━━━ DATASET EXTRACT ━━━

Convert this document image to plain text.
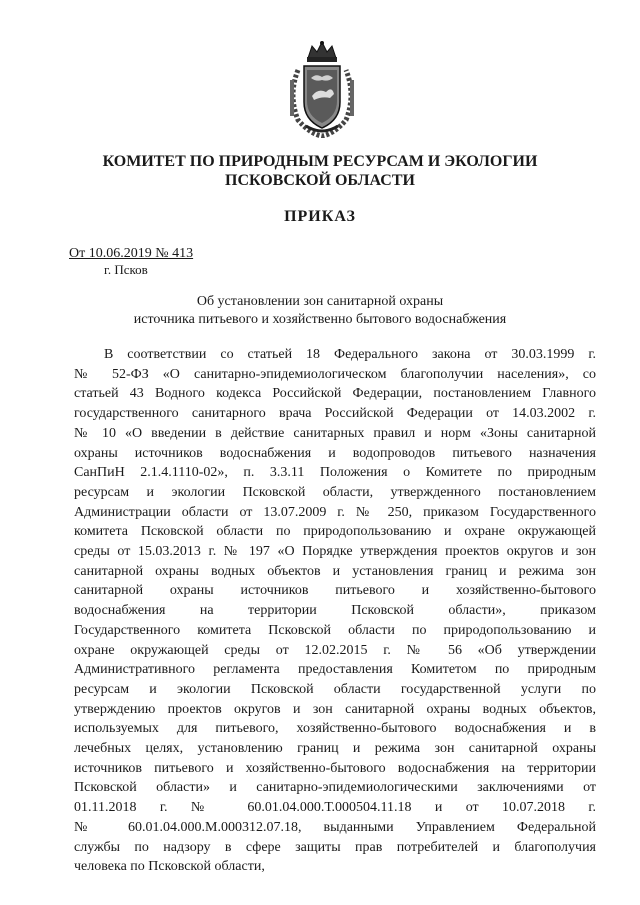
КОМИТЕТ ПО ПРИРОДНЫМ РЕСУРСАМ И ЭКОЛОГИИ
ПСКОВСКОЙ ОБЛАСТИ
ПРИКАЗ
От 10.06.2019 № 413
г. Псков
Об установлении зон санитарной охраны
источника питьевого и хозяйственно бытового водоснабжения
В соответствии со статьей 18 Федерального закона от 30.03.1999 г.
№ 52-ФЗ «О санитарно-эпидемиологическом благополучии населения», со
статьей 43 Водного кодекса Российской Федерации, постановлением Главного
государственного санитарного врача Российской Федерации от 14.03.2002 г.
№ 10 «О введении в действие санитарных правил и норм «Зоны санитарной
охраны источников водоснабжения и водопроводов питьевого назначения
СанПиН 2.1.4.1110-02», п. 3.3.11 Положения о Комитете по природным
ресурсам и экологии Псковской области, утвержденного постановлением
Администрации области от 13.07.2009 г. № 250, приказом Государственного
комитета Псковской области по природопользованию и охране окружающей
среды от 15.03.2013 г. № 197 «О Порядке утверждения проектов округов и зон
санитарной охраны водных объектов и установления границ и режима зон
санитарной охраны источников питьевого и хозяйственно-бытового
водоснабжения на территории Псковской области», приказом
Государственного комитета Псковской области по природопользованию и
охране окружающей среды от 12.02.2015 г. № 56 «Об утверждении
Административного регламента предоставления Комитетом по природным
ресурсам и экологии Псковской области государственной услуги по
утверждению проектов округов и зон санитарной охраны водных объектов,
используемых для питьевого, хозяйственно-бытового водоснабжения и в
лечебных целях, установлению границ и режима зон санитарной охраны
источников питьевого и хозяйственно-бытового водоснабжения на территории
Псковской области» и санитарно-эпидемиологическими заключениями от
01.11.2018 г. № 60.01.04.000.Т.000504.11.18 и от 10.07.2018 г.
№ 60.01.04.000.М.000312.07.18, выданными Управлением Федеральной
службы по надзору в сфере защиты прав потребителей и благополучия
человека по Псковской области,
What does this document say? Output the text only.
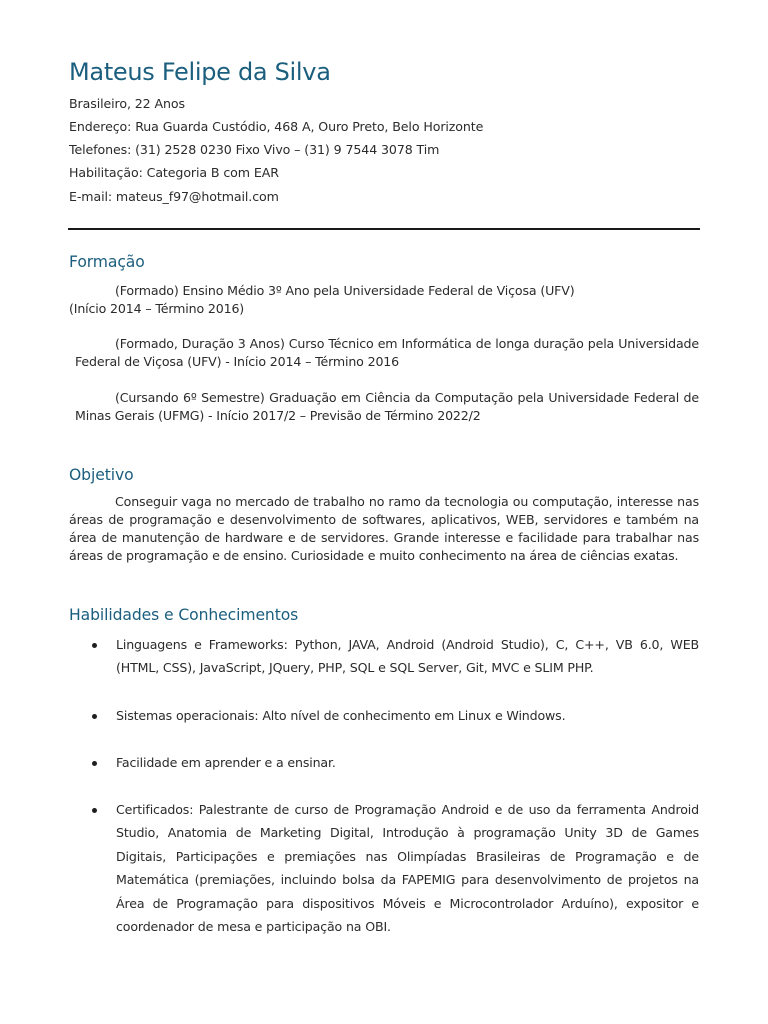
Mateus Felipe da Silva
Brasileiro, 22 Anos
Endereço: Rua Guarda Custódio, 468 A, Ouro Preto, Belo Horizonte
Telefones: (31) 2528 0230 Fixo Vivo – (31) 9 7544 3078 Tim
Habilitação: Categoria B com EAR
E-mail: mateus_f97@hotmail.com
Formação
(Formado) Ensino Médio 3º Ano pela Universidade Federal de Viçosa (UFV)
(Início 2014 – Término 2016)
(Formado, Duração 3 Anos) Curso Técnico em Informática de longa duração pela Universidade Federal de Viçosa (UFV) - Início 2014 – Término 2016
(Cursando 6º Semestre) Graduação em Ciência da Computação pela Universidade Federal de Minas Gerais (UFMG) - Início 2017/2 – Previsão de Término 2022/2
Objetivo
Conseguir vaga no mercado de trabalho no ramo da tecnologia ou computação, interesse nas áreas de programação e desenvolvimento de softwares, aplicativos, WEB, servidores e também na área de manutenção de hardware e de servidores. Grande interesse e facilidade para trabalhar nas áreas de programação e de ensino. Curiosidade e muito conhecimento na área de ciências exatas.
Habilidades e Conhecimentos
Linguagens e Frameworks: Python, JAVA, Android (Android Studio), C, C++, VB 6.0, WEB (HTML, CSS), JavaScript, JQuery, PHP, SQL e SQL Server, Git, MVC e SLIM PHP.
Sistemas operacionais: Alto nível de conhecimento em Linux e Windows.
Facilidade em aprender e a ensinar.
Certificados: Palestrante de curso de Programação Android e de uso da ferramenta Android Studio, Anatomia de Marketing Digital, Introdução à programação Unity 3D de Games Digitais, Participações e premiações nas Olimpíadas Brasileiras de Programação e de Matemática (premiações, incluindo bolsa da FAPEMIG para desenvolvimento de projetos na Área de Programação para dispositivos Móveis e Microcontrolador Arduíno), expositor e coordenador de mesa e participação na OBI.
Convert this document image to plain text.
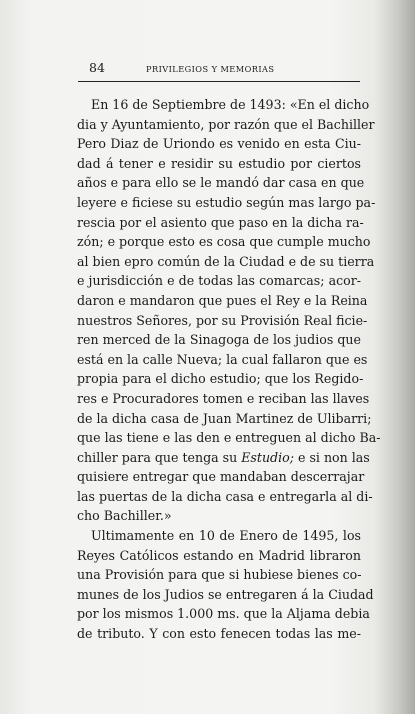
84	PRIVILEGIOS Y MEMORIAS
En 16 de Septiembre de 1493: «En el dicho
dia y Ayuntamiento, por razón que el Bachiller
Pero Diaz de Uriondo es venido en esta Ciu-
dad á tener e residir su estudio por ciertos
años e para ello se le mandó dar casa en que
leyere e ficiese su estudio según mas largo pa-
rescia por el asiento que paso en la dicha ra-
zón; e porque esto es cosa que cumple mucho
al bien epro común de la Ciudad e de su tierra
e jurisdicción e de todas las comarcas; acor-
daron e mandaron que pues el Rey e la Reina
nuestros Señores, por su Provisión Real ficie-
ren merced de la Sinagoga de los judios que
está en la calle Nueva; la cual fallaron que es
propia para el dicho estudio; que los Regido-
res e Procuradores tomen e reciban las llaves
de la dicha casa de Juan Martinez de Ulibarri;
que las tiene e las den e entreguen al dicho Ba-
chiller para que tenga su Estudio; e si non las
quisiere entregar que mandaban descerrajar
las puertas de la dicha casa e entregarla al di-
cho Bachiller.»
Ultimamente en 10 de Enero de 1495, los
Reyes Católicos estando en Madrid libraron
una Provisión para que si hubiese bienes co-
munes de los Judios se entregaren á la Ciudad
por los mismos 1.000 ms. que la Aljama debia
de tributo. Y con esto fenecen todas las me-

━━━

• **WHAT TO DO**
Scan the records above for the string "casa", then report every line that contains it.

• **RESPONSE TO THE TASK**
años e para ello se le mandó dar casa en que
de la dicha casa de Juan Martinez de Ulibarri;
las puertas de la dicha casa e entregarla al di-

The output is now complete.